* [The task]: In the material below, list every line carrying the string "arrow".
>>>>>
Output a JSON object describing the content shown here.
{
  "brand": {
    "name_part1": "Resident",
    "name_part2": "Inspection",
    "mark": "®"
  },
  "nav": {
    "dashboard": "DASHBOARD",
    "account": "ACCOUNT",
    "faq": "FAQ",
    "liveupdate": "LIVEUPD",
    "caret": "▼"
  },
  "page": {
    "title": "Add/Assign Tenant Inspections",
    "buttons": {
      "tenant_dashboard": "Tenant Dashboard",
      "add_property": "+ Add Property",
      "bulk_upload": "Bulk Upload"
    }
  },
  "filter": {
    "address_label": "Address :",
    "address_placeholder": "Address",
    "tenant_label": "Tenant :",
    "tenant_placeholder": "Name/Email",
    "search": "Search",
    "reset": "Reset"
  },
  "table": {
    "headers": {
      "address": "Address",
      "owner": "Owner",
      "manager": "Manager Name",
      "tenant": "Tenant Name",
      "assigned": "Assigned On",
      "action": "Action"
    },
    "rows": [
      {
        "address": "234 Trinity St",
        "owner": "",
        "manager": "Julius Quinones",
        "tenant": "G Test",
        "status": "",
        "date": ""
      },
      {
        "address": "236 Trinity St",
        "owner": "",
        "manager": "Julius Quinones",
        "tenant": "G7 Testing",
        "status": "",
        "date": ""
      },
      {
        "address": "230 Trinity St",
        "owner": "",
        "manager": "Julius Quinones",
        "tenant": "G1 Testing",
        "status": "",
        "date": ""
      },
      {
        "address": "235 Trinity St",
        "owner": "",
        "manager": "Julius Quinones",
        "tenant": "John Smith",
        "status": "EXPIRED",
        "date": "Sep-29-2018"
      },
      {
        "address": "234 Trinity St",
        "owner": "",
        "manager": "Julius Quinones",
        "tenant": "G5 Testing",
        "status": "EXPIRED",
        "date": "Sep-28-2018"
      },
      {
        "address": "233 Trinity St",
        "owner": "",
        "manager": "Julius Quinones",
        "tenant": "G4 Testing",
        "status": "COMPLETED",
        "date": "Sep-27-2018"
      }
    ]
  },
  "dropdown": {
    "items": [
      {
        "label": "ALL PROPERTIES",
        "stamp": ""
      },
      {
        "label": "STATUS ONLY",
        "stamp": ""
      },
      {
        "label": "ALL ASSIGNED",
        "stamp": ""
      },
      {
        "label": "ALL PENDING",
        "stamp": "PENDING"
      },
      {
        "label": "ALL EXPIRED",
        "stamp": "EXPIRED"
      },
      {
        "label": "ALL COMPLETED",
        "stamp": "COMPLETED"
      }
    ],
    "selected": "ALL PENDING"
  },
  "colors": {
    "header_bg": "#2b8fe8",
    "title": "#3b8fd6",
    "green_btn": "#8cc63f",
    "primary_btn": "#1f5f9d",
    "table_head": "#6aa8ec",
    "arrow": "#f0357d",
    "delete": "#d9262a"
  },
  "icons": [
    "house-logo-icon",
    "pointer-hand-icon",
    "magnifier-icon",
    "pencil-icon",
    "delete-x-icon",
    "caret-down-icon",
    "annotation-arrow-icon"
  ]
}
<<<<<
* [Task response]:
    "arrow": "#f0357d",
    "annotation-arrow-icon"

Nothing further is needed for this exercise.